• GIVEN REQUEST: Copy each of the following rows word for word, keeping every character and number as it appears.
◇ ◇ ◇ ◇
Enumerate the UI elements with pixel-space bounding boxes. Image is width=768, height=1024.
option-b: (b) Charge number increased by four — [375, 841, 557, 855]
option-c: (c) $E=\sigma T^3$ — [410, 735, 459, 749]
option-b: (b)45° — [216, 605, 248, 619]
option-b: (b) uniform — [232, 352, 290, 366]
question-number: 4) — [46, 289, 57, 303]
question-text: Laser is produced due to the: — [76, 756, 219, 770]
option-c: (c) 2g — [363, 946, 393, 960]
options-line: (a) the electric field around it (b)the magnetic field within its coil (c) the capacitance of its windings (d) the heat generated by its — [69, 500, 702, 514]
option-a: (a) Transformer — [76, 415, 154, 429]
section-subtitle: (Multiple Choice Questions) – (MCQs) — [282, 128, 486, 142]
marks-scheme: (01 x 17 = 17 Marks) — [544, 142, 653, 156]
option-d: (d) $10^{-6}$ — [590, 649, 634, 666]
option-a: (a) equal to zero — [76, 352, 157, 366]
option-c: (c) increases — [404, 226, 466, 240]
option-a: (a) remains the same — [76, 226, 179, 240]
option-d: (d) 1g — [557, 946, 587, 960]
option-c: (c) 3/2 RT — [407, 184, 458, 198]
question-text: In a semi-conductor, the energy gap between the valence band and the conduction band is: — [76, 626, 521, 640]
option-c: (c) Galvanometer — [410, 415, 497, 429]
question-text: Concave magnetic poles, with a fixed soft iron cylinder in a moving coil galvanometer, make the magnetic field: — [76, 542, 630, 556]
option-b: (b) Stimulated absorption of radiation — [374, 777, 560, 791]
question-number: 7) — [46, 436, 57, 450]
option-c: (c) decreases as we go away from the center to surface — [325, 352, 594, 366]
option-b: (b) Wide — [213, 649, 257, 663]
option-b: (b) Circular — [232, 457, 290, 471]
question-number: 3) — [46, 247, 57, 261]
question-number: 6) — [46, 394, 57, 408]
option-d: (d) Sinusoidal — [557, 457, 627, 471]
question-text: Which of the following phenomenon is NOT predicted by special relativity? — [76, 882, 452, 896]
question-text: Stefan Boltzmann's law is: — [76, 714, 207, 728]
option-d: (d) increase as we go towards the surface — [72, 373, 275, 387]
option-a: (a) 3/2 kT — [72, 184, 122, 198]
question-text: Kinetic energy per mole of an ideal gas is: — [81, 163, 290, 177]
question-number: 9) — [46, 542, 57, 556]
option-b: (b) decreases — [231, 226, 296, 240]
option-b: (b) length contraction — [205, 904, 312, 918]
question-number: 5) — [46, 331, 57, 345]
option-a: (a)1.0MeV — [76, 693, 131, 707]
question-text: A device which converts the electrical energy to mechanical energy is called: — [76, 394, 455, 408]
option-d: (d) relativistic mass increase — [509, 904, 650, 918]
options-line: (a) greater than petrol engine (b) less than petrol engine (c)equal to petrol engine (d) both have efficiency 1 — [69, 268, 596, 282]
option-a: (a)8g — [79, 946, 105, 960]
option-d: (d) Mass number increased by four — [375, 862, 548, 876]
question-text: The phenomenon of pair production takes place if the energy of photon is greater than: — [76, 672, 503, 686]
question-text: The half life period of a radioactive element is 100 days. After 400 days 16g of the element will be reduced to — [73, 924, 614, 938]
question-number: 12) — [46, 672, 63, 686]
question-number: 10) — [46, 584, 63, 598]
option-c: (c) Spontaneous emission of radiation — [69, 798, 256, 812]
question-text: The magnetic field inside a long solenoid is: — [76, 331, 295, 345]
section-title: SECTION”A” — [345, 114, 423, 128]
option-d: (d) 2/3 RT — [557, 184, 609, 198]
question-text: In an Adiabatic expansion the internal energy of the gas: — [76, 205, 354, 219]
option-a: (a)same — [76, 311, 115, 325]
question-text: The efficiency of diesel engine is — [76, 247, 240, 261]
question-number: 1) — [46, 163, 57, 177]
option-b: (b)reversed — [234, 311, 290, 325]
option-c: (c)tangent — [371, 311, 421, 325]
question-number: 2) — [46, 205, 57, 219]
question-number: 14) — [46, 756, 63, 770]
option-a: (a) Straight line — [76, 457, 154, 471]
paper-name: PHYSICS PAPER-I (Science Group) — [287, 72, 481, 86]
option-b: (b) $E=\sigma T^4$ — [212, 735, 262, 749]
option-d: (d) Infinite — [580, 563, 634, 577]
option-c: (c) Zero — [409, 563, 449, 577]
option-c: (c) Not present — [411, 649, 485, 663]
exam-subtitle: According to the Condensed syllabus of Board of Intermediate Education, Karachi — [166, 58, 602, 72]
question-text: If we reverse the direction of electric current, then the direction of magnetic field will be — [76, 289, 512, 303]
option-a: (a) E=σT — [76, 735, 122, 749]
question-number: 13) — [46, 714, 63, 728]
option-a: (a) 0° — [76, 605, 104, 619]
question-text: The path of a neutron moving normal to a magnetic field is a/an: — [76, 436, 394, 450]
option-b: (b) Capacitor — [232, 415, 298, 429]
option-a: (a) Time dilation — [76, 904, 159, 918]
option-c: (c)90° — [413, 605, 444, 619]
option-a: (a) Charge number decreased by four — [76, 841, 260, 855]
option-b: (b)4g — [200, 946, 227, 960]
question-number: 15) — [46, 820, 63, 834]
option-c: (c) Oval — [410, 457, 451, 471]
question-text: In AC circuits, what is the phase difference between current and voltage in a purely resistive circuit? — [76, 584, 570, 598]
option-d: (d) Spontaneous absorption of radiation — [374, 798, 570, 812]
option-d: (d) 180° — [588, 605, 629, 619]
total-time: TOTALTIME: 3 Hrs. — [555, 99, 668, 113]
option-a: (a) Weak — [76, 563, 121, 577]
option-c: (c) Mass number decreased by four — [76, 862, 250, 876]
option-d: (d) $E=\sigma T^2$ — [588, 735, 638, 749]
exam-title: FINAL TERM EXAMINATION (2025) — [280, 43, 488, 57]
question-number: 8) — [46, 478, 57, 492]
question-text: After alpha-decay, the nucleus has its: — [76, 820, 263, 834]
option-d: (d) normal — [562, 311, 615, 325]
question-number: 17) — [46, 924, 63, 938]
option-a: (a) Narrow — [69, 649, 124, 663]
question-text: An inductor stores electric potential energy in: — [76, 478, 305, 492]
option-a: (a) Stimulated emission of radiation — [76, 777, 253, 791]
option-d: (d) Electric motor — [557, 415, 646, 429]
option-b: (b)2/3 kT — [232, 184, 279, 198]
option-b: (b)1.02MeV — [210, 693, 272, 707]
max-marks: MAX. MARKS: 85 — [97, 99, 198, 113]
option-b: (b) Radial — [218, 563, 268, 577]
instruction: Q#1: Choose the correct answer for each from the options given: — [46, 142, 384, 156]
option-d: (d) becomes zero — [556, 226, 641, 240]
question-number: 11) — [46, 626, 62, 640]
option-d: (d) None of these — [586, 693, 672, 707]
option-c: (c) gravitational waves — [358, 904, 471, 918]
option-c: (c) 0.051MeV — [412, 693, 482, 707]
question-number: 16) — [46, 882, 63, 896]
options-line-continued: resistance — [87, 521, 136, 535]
◇ ◇ ◇ ◇
• COMPLETED EXERCISE:
Enumerate the UI elements with pixel-space bounding boxes. Image is width=768, height=1024.
option-b: (b) Charge number increased by four — [375, 841, 557, 855]
option-c: (c) $E=\sigma T^3$ — [410, 735, 459, 749]
option-b: (b)45° — [216, 605, 248, 619]
option-b: (b) uniform — [232, 352, 290, 366]
question-number: 4) — [46, 289, 57, 303]
question-text: Laser is produced due to the: — [76, 756, 219, 770]
option-c: (c) 2g — [363, 946, 393, 960]
options-line: (a) the electric field around it (b)the magnetic field within its coil (c) the capacitance of its windings (d) the heat generated by its — [69, 500, 702, 514]
option-a: (a) Transformer — [76, 415, 154, 429]
section-subtitle: (Multiple Choice Questions) – (MCQs) — [282, 128, 486, 142]
marks-scheme: (01 x 17 = 17 Marks) — [544, 142, 653, 156]
option-d: (d) $10^{-6}$ — [590, 649, 634, 666]
option-a: (a) equal to zero — [76, 352, 157, 366]
option-c: (c) increases — [404, 226, 466, 240]
option-a: (a) remains the same — [76, 226, 179, 240]
option-d: (d) 1g — [557, 946, 587, 960]
option-c: (c) 3/2 RT — [407, 184, 458, 198]
question-text: In a semi-conductor, the energy gap between the valence band and the conduction band is: — [76, 626, 521, 640]
option-c: (c) Galvanometer — [410, 415, 497, 429]
question-text: Concave magnetic poles, with a fixed soft iron cylinder in a moving coil galvanometer, make the magnetic field: — [76, 542, 630, 556]
option-b: (b) Stimulated absorption of radiation — [374, 777, 560, 791]
question-number: 7) — [46, 436, 57, 450]
option-c: (c) decreases as we go away from the center to surface — [325, 352, 594, 366]
option-b: (b) Wide — [213, 649, 257, 663]
option-b: (b) Circular — [232, 457, 290, 471]
question-number: 3) — [46, 247, 57, 261]
question-number: 6) — [46, 394, 57, 408]
option-d: (d) Sinusoidal — [557, 457, 627, 471]
question-text: Which of the following phenomenon is NOT predicted by special relativity? — [76, 882, 452, 896]
question-text: Stefan Boltzmann's law is: — [76, 714, 207, 728]
option-d: (d) increase as we go towards the surface — [72, 373, 275, 387]
option-a: (a) 3/2 kT — [72, 184, 122, 198]
question-text: Kinetic energy per mole of an ideal gas is: — [81, 163, 290, 177]
question-number: 9) — [46, 542, 57, 556]
option-b: (b) decreases — [231, 226, 296, 240]
option-b: (b) length contraction — [205, 904, 312, 918]
question-number: 5) — [46, 331, 57, 345]
option-a: (a)1.0MeV — [76, 693, 131, 707]
question-text: A device which converts the electrical energy to mechanical energy is called: — [76, 394, 455, 408]
option-d: (d) relativistic mass increase — [509, 904, 650, 918]
options-line: (a) greater than petrol engine (b) less than petrol engine (c)equal to petrol engine (d) both have efficiency 1 — [69, 268, 596, 282]
option-a: (a)8g — [79, 946, 105, 960]
option-d: (d) Mass number increased by four — [375, 862, 548, 876]
question-text: The phenomenon of pair production takes place if the energy of photon is greater than: — [76, 672, 503, 686]
question-text: The half life period of a radioactive element is 100 days. After 400 days 16g of the element will be reduced to — [73, 924, 614, 938]
question-number: 12) — [46, 672, 63, 686]
question-number: 10) — [46, 584, 63, 598]
option-c: (c) Spontaneous emission of radiation — [69, 798, 256, 812]
question-text: The magnetic field inside a long solenoid is: — [76, 331, 295, 345]
section-title: SECTION”A” — [345, 114, 423, 128]
option-d: (d) 2/3 RT — [557, 184, 609, 198]
question-text: In an Adiabatic expansion the internal energy of the gas: — [76, 205, 354, 219]
option-a: (a)same — [76, 311, 115, 325]
question-text: The efficiency of diesel engine is — [76, 247, 240, 261]
question-number: 1) — [46, 163, 57, 177]
option-b: (b)reversed — [234, 311, 290, 325]
option-c: (c)tangent — [371, 311, 421, 325]
question-number: 2) — [46, 205, 57, 219]
question-number: 14) — [46, 756, 63, 770]
option-a: (a) Straight line — [76, 457, 154, 471]
paper-name: PHYSICS PAPER-I (Science Group) — [287, 72, 481, 86]
option-b: (b) $E=\sigma T^4$ — [212, 735, 262, 749]
option-d: (d) Infinite — [580, 563, 634, 577]
option-c: (c) Zero — [409, 563, 449, 577]
option-c: (c) Not present — [411, 649, 485, 663]
exam-subtitle: According to the Condensed syllabus of Board of Intermediate Education, Karachi — [166, 58, 602, 72]
question-text: If we reverse the direction of electric current, then the direction of magnetic field will be — [76, 289, 512, 303]
option-a: (a) E=σT — [76, 735, 122, 749]
question-number: 13) — [46, 714, 63, 728]
option-a: (a) 0° — [76, 605, 104, 619]
question-text: The path of a neutron moving normal to a magnetic field is a/an: — [76, 436, 394, 450]
option-b: (b) Capacitor — [232, 415, 298, 429]
option-a: (a) Time dilation — [76, 904, 159, 918]
option-c: (c)90° — [413, 605, 444, 619]
option-a: (a) Charge number decreased by four — [76, 841, 260, 855]
option-b: (b)4g — [200, 946, 227, 960]
question-number: 15) — [46, 820, 63, 834]
option-c: (c) Oval — [410, 457, 451, 471]
question-text: In AC circuits, what is the phase difference between current and voltage in a purely resistive circuit? — [76, 584, 570, 598]
option-d: (d) Spontaneous absorption of radiation — [374, 798, 570, 812]
option-d: (d) 180° — [588, 605, 629, 619]
total-time: TOTALTIME: 3 Hrs. — [555, 99, 668, 113]
option-a: (a) Weak — [76, 563, 121, 577]
option-c: (c) Mass number decreased by four — [76, 862, 250, 876]
option-d: (d) $E=\sigma T^2$ — [588, 735, 638, 749]
exam-title: FINAL TERM EXAMINATION (2025) — [280, 43, 488, 57]
question-number: 8) — [46, 478, 57, 492]
question-text: After alpha-decay, the nucleus has its: — [76, 820, 263, 834]
option-d: (d) normal — [562, 311, 615, 325]
question-number: 17) — [46, 924, 63, 938]
option-a: (a) Narrow — [69, 649, 124, 663]
question-text: An inductor stores electric potential energy in: — [76, 478, 305, 492]
option-a: (a) Stimulated emission of radiation — [76, 777, 253, 791]
option-d: (d) Electric motor — [557, 415, 646, 429]
option-b: (b)2/3 kT — [232, 184, 279, 198]
option-b: (b)1.02MeV — [210, 693, 272, 707]
max-marks: MAX. MARKS: 85 — [97, 99, 198, 113]
option-b: (b) Radial — [218, 563, 268, 577]
instruction: Q#1: Choose the correct answer for each from the options given: — [46, 142, 384, 156]
option-d: (d) becomes zero — [556, 226, 641, 240]
question-number: 11) — [46, 626, 62, 640]
option-d: (d) None of these — [586, 693, 672, 707]
option-c: (c) gravitational waves — [358, 904, 471, 918]
option-c: (c) 0.051MeV — [412, 693, 482, 707]
question-number: 16) — [46, 882, 63, 896]
options-line-continued: resistance — [87, 521, 136, 535]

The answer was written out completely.